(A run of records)
◆ ◆ ◆ ◆
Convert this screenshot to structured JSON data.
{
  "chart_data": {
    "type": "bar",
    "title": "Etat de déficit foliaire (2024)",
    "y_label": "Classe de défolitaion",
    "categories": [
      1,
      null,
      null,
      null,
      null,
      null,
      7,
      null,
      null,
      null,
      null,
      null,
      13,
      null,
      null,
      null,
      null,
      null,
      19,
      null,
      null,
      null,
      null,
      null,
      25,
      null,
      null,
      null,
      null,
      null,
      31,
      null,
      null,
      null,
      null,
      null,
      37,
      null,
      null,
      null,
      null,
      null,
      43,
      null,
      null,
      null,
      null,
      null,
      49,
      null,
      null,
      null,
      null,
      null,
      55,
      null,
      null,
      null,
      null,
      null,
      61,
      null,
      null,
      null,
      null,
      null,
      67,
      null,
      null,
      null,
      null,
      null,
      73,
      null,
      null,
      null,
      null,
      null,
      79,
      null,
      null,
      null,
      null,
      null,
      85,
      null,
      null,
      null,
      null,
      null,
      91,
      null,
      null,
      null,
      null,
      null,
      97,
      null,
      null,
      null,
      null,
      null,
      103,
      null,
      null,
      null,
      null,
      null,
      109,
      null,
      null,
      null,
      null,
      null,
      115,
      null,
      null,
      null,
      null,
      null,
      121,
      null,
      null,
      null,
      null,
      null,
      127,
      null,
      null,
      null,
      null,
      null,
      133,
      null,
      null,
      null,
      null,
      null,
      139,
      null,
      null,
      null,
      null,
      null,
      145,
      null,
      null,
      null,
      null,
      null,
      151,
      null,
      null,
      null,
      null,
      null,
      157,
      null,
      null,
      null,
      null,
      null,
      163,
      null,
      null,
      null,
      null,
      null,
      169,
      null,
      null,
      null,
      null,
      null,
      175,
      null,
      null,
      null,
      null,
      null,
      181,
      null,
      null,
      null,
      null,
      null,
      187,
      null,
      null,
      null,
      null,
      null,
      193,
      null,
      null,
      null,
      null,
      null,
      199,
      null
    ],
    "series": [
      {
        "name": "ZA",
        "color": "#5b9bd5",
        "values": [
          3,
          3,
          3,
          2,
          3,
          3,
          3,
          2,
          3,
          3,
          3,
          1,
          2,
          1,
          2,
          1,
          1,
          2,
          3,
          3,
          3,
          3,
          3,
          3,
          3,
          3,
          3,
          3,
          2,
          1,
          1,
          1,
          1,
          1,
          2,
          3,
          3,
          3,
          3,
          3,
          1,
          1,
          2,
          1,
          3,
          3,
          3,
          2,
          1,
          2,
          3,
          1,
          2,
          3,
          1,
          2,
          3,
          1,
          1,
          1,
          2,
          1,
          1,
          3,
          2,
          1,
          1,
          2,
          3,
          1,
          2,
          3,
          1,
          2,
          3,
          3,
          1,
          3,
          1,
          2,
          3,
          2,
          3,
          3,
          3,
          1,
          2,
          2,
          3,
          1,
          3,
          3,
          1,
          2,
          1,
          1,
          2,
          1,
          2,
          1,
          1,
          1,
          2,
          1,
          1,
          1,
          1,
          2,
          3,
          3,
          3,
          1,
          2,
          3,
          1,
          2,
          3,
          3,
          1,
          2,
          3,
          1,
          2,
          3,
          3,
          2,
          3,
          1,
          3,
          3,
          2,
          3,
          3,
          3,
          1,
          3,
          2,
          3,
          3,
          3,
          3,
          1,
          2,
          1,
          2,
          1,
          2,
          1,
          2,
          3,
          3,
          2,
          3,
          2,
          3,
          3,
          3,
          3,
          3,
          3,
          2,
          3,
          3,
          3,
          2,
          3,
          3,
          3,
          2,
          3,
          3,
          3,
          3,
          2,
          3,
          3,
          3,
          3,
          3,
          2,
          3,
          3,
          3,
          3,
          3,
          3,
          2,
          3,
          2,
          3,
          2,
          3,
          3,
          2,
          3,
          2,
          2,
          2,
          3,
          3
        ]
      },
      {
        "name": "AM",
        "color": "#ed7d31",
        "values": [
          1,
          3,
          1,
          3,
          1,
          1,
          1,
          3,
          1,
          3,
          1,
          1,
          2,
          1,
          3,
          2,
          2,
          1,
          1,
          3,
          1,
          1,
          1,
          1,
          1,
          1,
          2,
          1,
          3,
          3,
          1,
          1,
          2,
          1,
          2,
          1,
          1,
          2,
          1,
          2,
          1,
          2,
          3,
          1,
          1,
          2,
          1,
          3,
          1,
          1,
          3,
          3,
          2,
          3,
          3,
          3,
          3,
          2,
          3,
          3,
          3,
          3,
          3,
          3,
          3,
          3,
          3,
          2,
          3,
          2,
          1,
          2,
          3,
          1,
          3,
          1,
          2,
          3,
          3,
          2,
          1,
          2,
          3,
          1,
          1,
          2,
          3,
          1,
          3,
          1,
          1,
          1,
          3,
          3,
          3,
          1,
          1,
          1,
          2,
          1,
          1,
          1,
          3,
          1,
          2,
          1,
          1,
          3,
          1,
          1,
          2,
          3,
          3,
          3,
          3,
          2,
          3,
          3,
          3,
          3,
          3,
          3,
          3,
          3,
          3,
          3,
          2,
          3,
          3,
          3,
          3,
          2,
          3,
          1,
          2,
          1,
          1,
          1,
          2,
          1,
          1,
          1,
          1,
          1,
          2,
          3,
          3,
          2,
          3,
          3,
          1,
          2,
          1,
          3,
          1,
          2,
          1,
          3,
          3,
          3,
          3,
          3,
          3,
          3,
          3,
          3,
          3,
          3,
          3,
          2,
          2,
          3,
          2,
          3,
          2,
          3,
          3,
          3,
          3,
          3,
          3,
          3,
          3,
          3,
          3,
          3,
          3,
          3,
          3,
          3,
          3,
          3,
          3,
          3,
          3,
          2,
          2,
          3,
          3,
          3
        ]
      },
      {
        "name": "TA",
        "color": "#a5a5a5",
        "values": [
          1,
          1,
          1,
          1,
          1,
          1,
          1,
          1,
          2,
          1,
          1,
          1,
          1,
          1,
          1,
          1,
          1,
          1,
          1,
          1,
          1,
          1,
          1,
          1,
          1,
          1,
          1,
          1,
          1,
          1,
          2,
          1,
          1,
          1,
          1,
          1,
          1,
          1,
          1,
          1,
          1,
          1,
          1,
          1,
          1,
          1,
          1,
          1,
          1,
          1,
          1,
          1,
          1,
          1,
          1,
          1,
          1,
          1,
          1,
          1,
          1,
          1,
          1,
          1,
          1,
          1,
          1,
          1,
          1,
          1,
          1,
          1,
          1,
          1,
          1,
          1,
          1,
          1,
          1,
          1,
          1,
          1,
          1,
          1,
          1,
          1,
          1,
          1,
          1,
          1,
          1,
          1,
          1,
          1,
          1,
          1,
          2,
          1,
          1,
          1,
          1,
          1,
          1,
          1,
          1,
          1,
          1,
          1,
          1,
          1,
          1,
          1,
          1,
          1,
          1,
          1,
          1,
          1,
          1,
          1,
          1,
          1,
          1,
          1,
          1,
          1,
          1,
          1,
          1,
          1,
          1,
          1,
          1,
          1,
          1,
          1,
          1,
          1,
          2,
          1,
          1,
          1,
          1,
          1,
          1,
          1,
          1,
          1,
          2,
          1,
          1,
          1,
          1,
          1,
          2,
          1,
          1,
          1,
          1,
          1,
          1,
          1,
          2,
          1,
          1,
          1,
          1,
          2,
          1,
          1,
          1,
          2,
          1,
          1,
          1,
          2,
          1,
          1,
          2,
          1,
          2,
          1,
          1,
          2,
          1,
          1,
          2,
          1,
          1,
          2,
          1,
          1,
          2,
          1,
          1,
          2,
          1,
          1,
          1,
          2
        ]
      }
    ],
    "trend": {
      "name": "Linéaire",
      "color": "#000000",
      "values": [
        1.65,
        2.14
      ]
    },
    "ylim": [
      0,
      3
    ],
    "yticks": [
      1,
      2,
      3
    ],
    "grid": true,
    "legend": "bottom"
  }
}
◆ ◆ ◆ ◆
= GOAL =
Select and copy every line of the material that holds the string "name".

= SOLUTION TO THIS EXERCISE =
        "name": "ZA",
        "name": "AM",
        "name": "TA",
      "name": "Linéaire",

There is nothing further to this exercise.